= To do =
Set down, word for word, the lines from the one holding "OCR this image." to the final line, both included, and skip the pictures.

[Items listed in a dataset]
"""

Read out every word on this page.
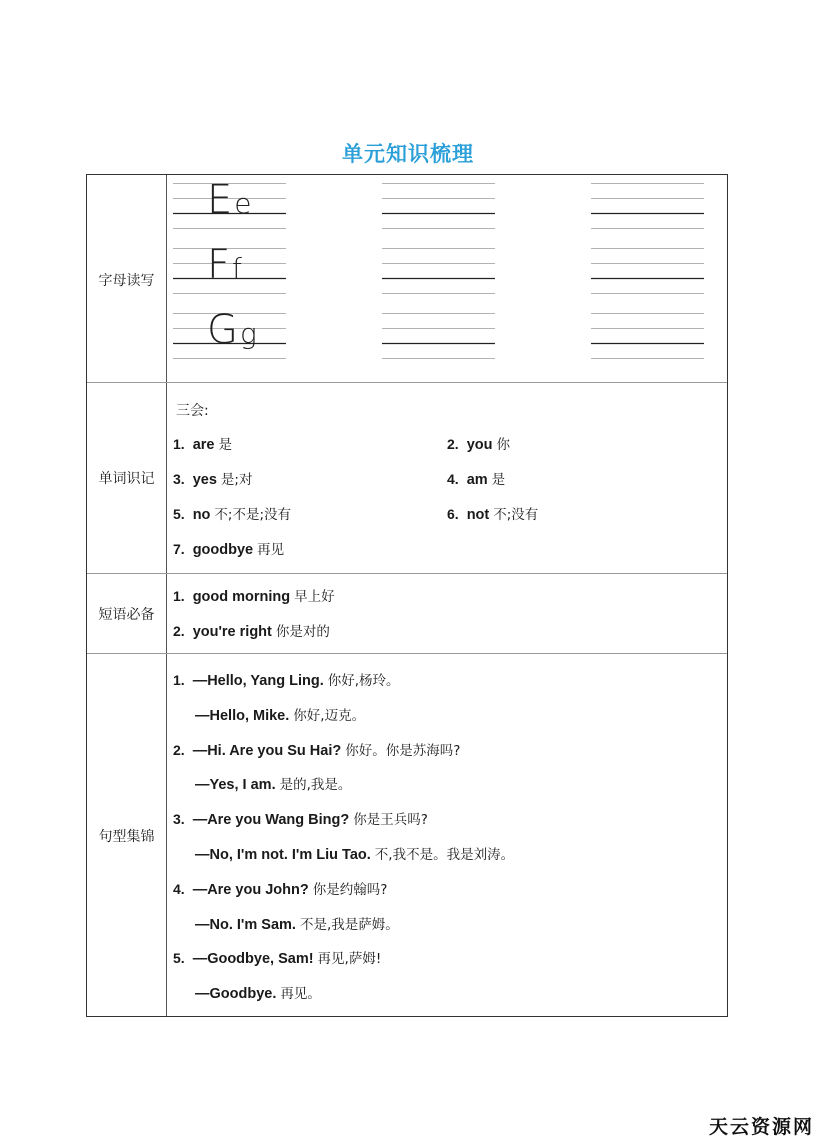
单元知识梳理
字母读写
Ee
Ff
Gg
单词识记
三会:
1. are 是	2. you 你
3. yes 是;对	4. am 是
5. no 不;不是;没有	6. not 不;没有
7. goodbye 再见
短语必备
1. good morning 早上好
2. you're right 你是对的
句型集锦
1. —Hello, Yang Ling. 你好,杨玲。
—Hello, Mike. 你好,迈克。
2. —Hi. Are you Su Hai? 你好。你是苏海吗?
—Yes, I am. 是的,我是。
3. —Are you Wang Bing? 你是王兵吗?
—No, I'm not. I'm Liu Tao. 不,我不是。我是刘涛。
4. —Are you John? 你是约翰吗?
—No. I'm Sam. 不是,我是萨姆。
5. —Goodbye, Sam! 再见,萨姆!
—Goodbye. 再见。
天云资源网
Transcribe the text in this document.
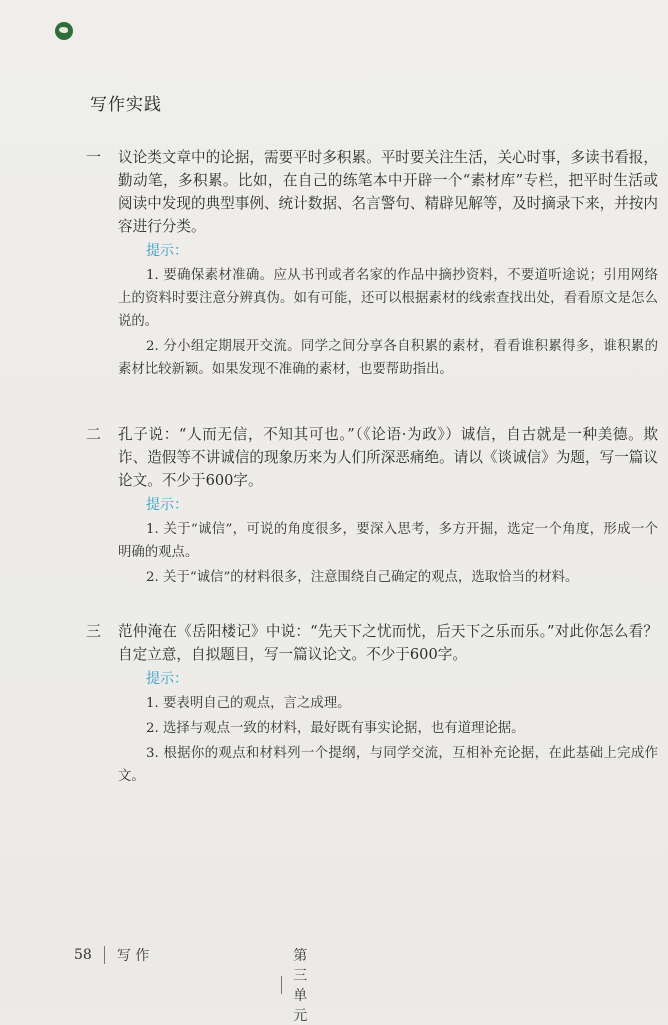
写作实践
一 议论类文章中的论据，需要平时多积累。平时要关注生活，关心时事，多读书看报，勤动笔，多积累。比如，在自己的练笔本中开辟一个“素材库”专栏，把平时生活或阅读中发现的典型事例、统计数据、名言警句、精辟见解等，及时摘录下来，并按内容进行分类。
提示：
1. 要确保素材准确。应从书刊或者名家的作品中摘抄资料，不要道听途说；引用网络上的资料时要注意分辨真伪。如有可能，还可以根据素材的线索查找出处，看看原文是怎么说的。
2. 分小组定期展开交流。同学之间分享各自积累的素材，看看谁积累得多，谁积累的素材比较新颖。如果发现不准确的素材，也要帮助指出。
二 孔子说：“人而无信，不知其可也。”（《论语·为政》）诚信，自古就是一种美德。欺诈、造假等不讲诚信的现象历来为人们所深恶痛绝。请以《谈诚信》为题，写一篇议论文。不少于600字。
提示：
1. 关于“诚信”，可说的角度很多，要深入思考，多方开掘，选定一个角度，形成一个明确的观点。
2. 关于“诚信”的材料很多，注意围绕自己确定的观点，选取恰当的材料。
三 范仲淹在《岳阳楼记》中说：“先天下之忧而忧，后天下之乐而乐。”对此你怎么看？自定立意，自拟题目，写一篇议论文。不少于600字。
提示：
1. 要表明自己的观点，言之成理。
2. 选择与观点一致的材料，最好既有事实论据，也有道理论据。
3. 根据你的观点和材料列一个提纲，与同学交流，互相补充论据，在此基础上完成作文。
58 写 作	第三单元
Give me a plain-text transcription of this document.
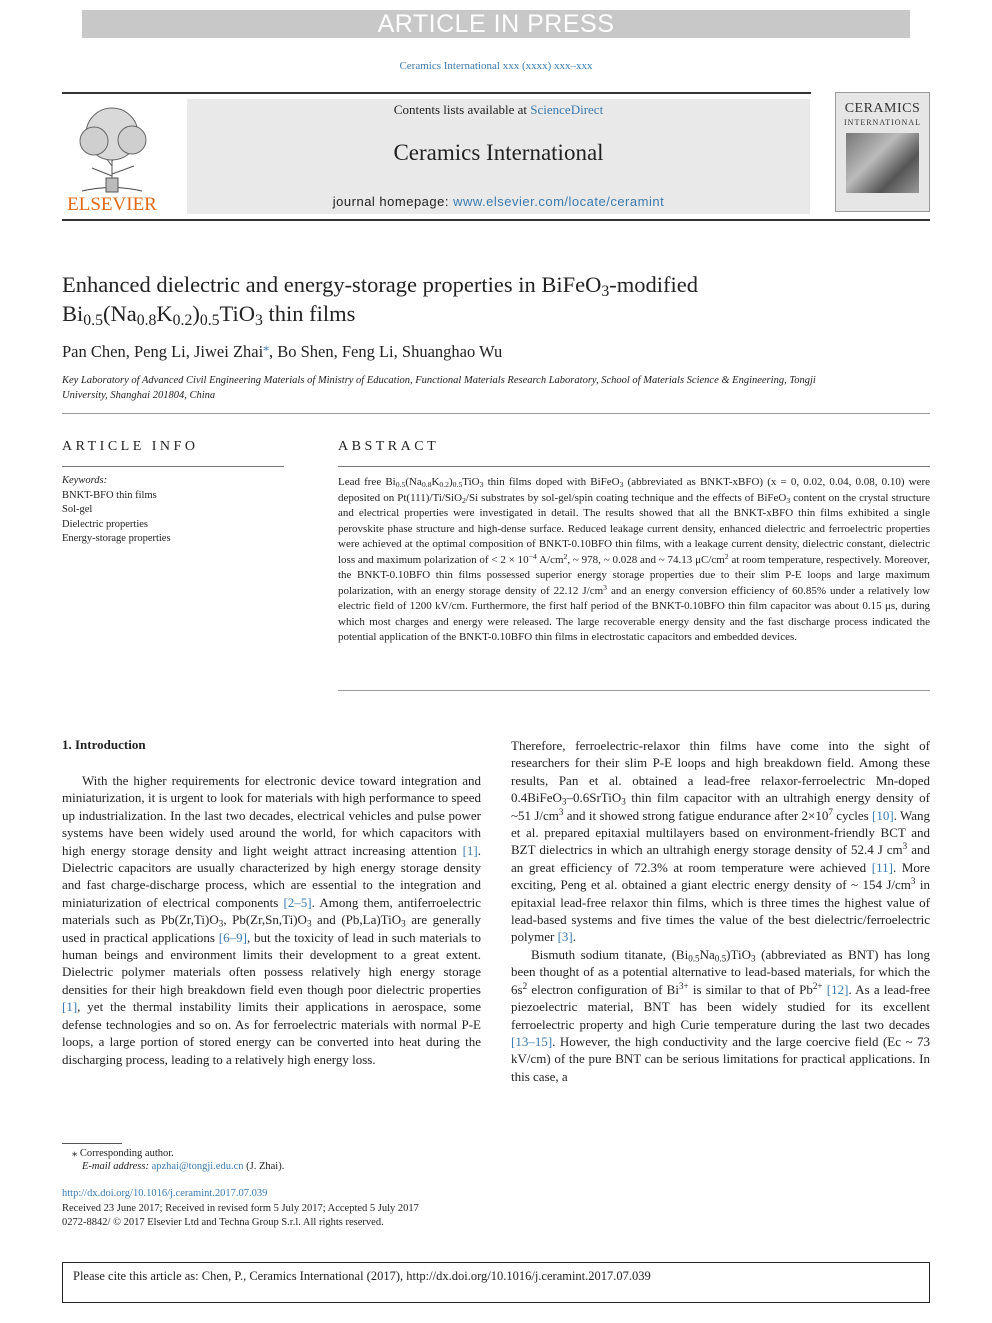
ARTICLE IN PRESS
Ceramics International xxx (xxxx) xxx–xxx
ELSEVIER
Contents lists available at ScienceDirect
Ceramics International
journal homepage: www.elsevier.com/locate/ceramint
CERAMICS
INTERNATIONAL
Enhanced dielectric and energy-storage properties in BiFeO$_3$-modified
$Bi_{0.5}(Na_{0.8}K_{0.2})_{0.5}TiO_3$ thin films
Pan Chen, Peng Li, Jiwei Zhai⁎, Bo Shen, Feng Li, Shuanghao Wu
Key Laboratory of Advanced Civil Engineering Materials of Ministry of Education, Functional Materials Research Laboratory, School of Materials Science & Engineering, Tongji University, Shanghai 201804, China
ARTICLE INFO
Keywords:
BNKT-BFO thin films
Sol-gel
Dielectric properties
Energy-storage properties
ABSTRACT
Lead free $Bi_{0.5}(Na_{0.8}K_{0.2})_{0.5}TiO_3$ thin films doped with BiFeO$_3$ (abbreviated as BNKT-xBFO) (x = 0, 0.02, 0.04, 0.08, 0.10) were deposited on Pt(111)/Ti/SiO$_2$/Si substrates by sol-gel/spin coating technique and the effects of BiFeO$_3$ content on the crystal structure and electrical properties were investigated in detail. The results showed that all the BNKT-xBFO thin films exhibited a single perovskite phase structure and high-dense surface. Reduced leakage current density, enhanced dielectric and ferroelectric properties were achieved at the optimal composition of BNKT-0.10BFO thin films, with a leakage current density, dielectric constant, dielectric loss and maximum polarization of < $2 \times 10^{-4}$ $A/cm^2$, ~ 978, ~ 0.028 and ~ 74.13 $\mu C/cm^2$ at room temperature, respectively. Moreover, the BNKT-0.10BFO thin films possessed superior energy storage properties due to their slim P-E loops and large maximum polarization, with an energy storage density of 22.12 $J/cm^3$ and an energy conversion efficiency of 60.85% under a relatively low electric field of 1200 kV/cm. Furthermore, the first half period of the BNKT-0.10BFO thin film capacitor was about 0.15 μs, during which most charges and energy were released. The large recoverable energy density and the fast discharge process indicated the potential application of the BNKT-0.10BFO thin films in electrostatic capacitors and embedded devices.
1. Introduction

With the higher requirements for electronic device toward integration and miniaturization, it is urgent to look for materials with high performance to speed up industrialization. In the last two decades, electrical vehicles and pulse power systems have been widely used around the world, for which capacitors with high energy storage density and light weight attract increasing attention [1]. Dielectric capacitors are usually characterized by high energy storage density and fast charge-discharge process, which are essential to the integration and miniaturization of electrical components [2–5]. Among them, antiferroelectric materials such as $Pb(Zr,Ti)O_3$, $Pb(Zr,Sn,Ti)O_3$ and (Pb,La)TiO$_3$ are generally used in practical applications [6–9], but the toxicity of lead in such materials to human beings and environment limits their development to a great extent. Dielectric polymer materials often possess relatively high energy storage densities for their high breakdown field even though poor dielectric properties [1], yet the thermal instability limits their applications in aerospace, some defense technologies and so on. As for ferroelectric materials with normal P-E loops, a large portion of stored energy can be converted into heat during the discharging process, leading to a relatively high energy loss.

Therefore, ferroelectric-relaxor thin films have come into the sight of researchers for their slim P-E loops and high breakdown field. Among these results, Pan et al. obtained a lead-free relaxor-ferroelectric Mn-doped 0.4BiFeO$_3$–0.6SrTiO$_3$ thin film capacitor with an ultrahigh energy density of ~51 $J/cm^3$ and it showed strong fatigue endurance after $2\times 10^7$ cycles [10]. Wang et al. prepared epitaxial multilayers based on environment-friendly BCT and BZT dielectrics in which an ultrahigh energy storage density of 52.4 J $cm^3$ and an great efficiency of 72.3% at room temperature were achieved [11]. More exciting, Peng et al. obtained a giant electric energy density of ~ 154 $J/cm^3$ in epitaxial lead-free relaxor thin films, which is three times the highest value of lead-based systems and five times the value of the best dielectric/ferroelectric polymer [3].

Bismuth sodium titanate, $(Bi_{0.5}Na_{0.5})TiO_3$ (abbreviated as BNT) has long been thought of as a potential alternative to lead-based materials, for which the $6s^2$ electron configuration of $Bi^{3+}$ is similar to that of $Pb^{2+}$ [12]. As a lead-free piezoelectric material, BNT has been widely studied for its excellent ferroelectric property and high Curie temperature during the last two decades [13–15]. However, the high conductivity and the large coercive field (Ec ~ 73 kV/cm) of the pure BNT can be serious limitations for practical applications. In this case, a

⁎ Corresponding author.
E-mail address: apzhai@tongji.edu.cn (J. Zhai).
http://dx.doi.org/10.1016/j.ceramint.2017.07.039
Received 23 June 2017; Received in revised form 5 July 2017; Accepted 5 July 2017
0272-8842/ © 2017 Elsevier Ltd and Techna Group S.r.l. All rights reserved.
Please cite this article as: Chen, P., Ceramics International (2017), http://dx.doi.org/10.1016/j.ceramint.2017.07.039
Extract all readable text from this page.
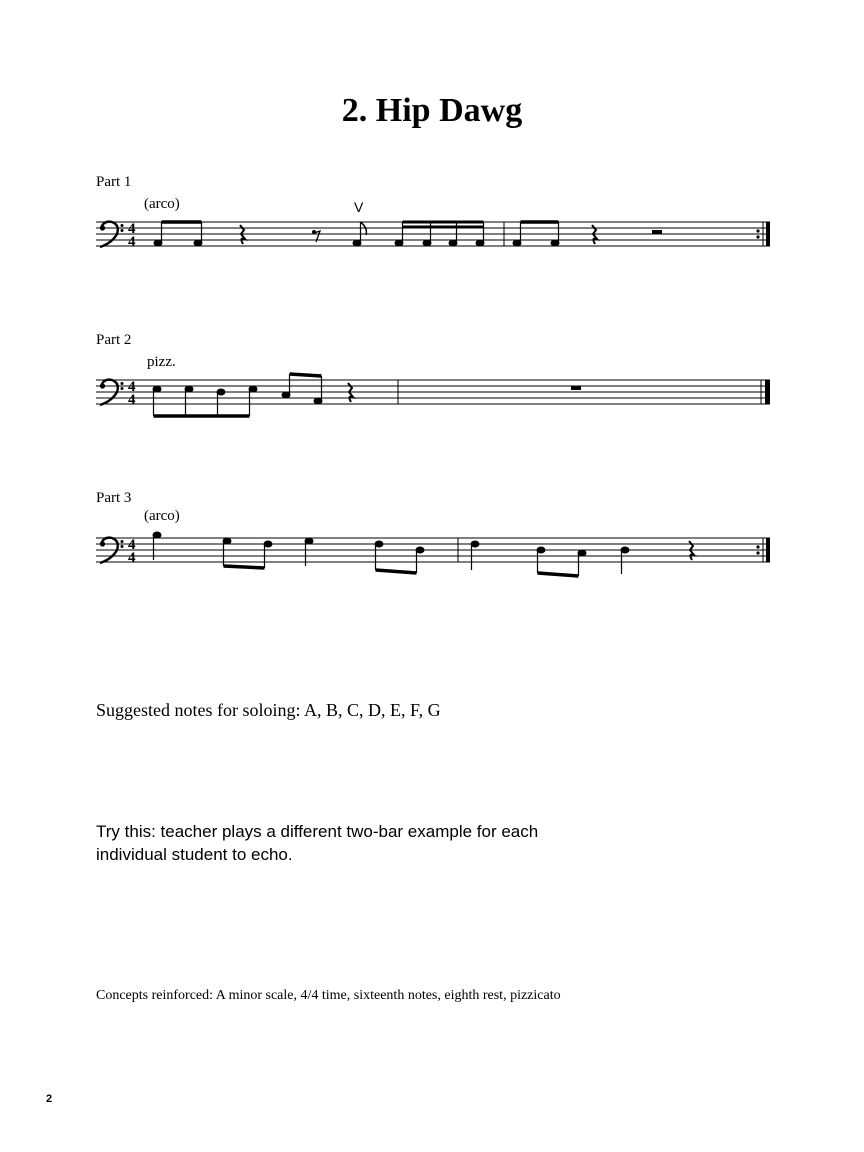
2. Hip Dawg
Part 1
(arco)	V
4
4
Part 2
pizz.
4
4
Part 3
(arco)
4
4
Suggested notes for soloing: A, B, C, D, E, F, G
Try this: teacher plays a different two-bar example for each
individual student to echo.
Concepts reinforced: A minor scale, 4/4 time, sixteenth notes, eighth rest, pizzicato
2
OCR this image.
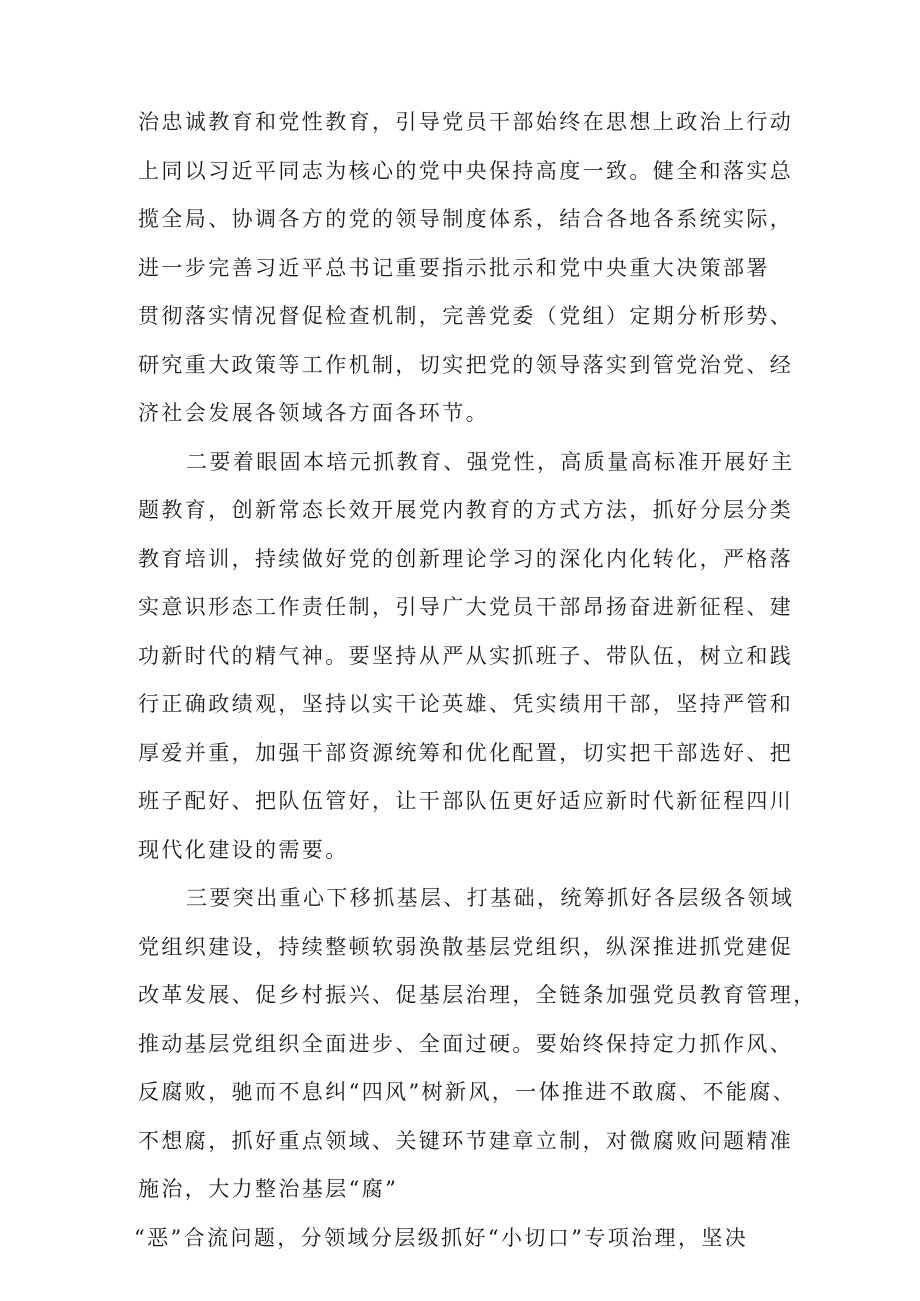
治忠诚教育和党性教育，引导党员干部始终在思想上政治上行动
上同以习近平同志为核心的党中央保持高度一致。健全和落实总
揽全局、协调各方的党的领导制度体系，结合各地各系统实际，
进一步完善习近平总书记重要指示批示和党中央重大决策部署
贯彻落实情况督促检查机制，完善党委（党组）定期分析形势、
研究重大政策等工作机制，切实把党的领导落实到管党治党、经
济社会发展各领域各方面各环节。
二要着眼固本培元抓教育、强党性，高质量高标准开展好主
题教育，创新常态长效开展党内教育的方式方法，抓好分层分类
教育培训，持续做好党的创新理论学习的深化内化转化，严格落
实意识形态工作责任制，引导广大党员干部昂扬奋进新征程、建
功新时代的精气神。要坚持从严从实抓班子、带队伍，树立和践
行正确政绩观，坚持以实干论英雄、凭实绩用干部，坚持严管和
厚爱并重，加强干部资源统筹和优化配置，切实把干部选好、把
班子配好、把队伍管好，让干部队伍更好适应新时代新征程四川
现代化建设的需要。
三要突出重心下移抓基层、打基础，统筹抓好各层级各领域
党组织建设，持续整顿软弱涣散基层党组织，纵深推进抓党建促
改革发展、促乡村振兴、促基层治理，全链条加强党员教育管理，
推动基层党组织全面进步、全面过硬。要始终保持定力抓作风、
反腐败，驰而不息纠“四风”树新风，一体推进不敢腐、不能腐、
不想腐，抓好重点领域、关键环节建章立制，对微腐败问题精准
施治，大力整治基层“腐”
“恶”合流问题，分领域分层级抓好“小切口”专项治理，坚决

"""

= Answer for the task =
OCR this image.
治忠诚教育和党性教育，引导党员干部始终在思想上政治上行动
上同以习近平同志为核心的党中央保持高度一致。健全和落实总
揽全局、协调各方的党的领导制度体系，结合各地各系统实际，
进一步完善习近平总书记重要指示批示和党中央重大决策部署
贯彻落实情况督促检查机制，完善党委（党组）定期分析形势、
研究重大政策等工作机制，切实把党的领导落实到管党治党、经
济社会发展各领域各方面各环节。
二要着眼固本培元抓教育、强党性，高质量高标准开展好主
题教育，创新常态长效开展党内教育的方式方法，抓好分层分类
教育培训，持续做好党的创新理论学习的深化内化转化，严格落
实意识形态工作责任制，引导广大党员干部昂扬奋进新征程、建
功新时代的精气神。要坚持从严从实抓班子、带队伍，树立和践
行正确政绩观，坚持以实干论英雄、凭实绩用干部，坚持严管和
厚爱并重，加强干部资源统筹和优化配置，切实把干部选好、把
班子配好、把队伍管好，让干部队伍更好适应新时代新征程四川
现代化建设的需要。
三要突出重心下移抓基层、打基础，统筹抓好各层级各领域
党组织建设，持续整顿软弱涣散基层党组织，纵深推进抓党建促
改革发展、促乡村振兴、促基层治理，全链条加强党员教育管理，
推动基层党组织全面进步、全面过硬。要始终保持定力抓作风、
反腐败，驰而不息纠“四风”树新风，一体推进不敢腐、不能腐、
不想腐，抓好重点领域、关键环节建章立制，对微腐败问题精准
施治，大力整治基层“腐”
“恶”合流问题，分领域分层级抓好“小切口”专项治理，坚决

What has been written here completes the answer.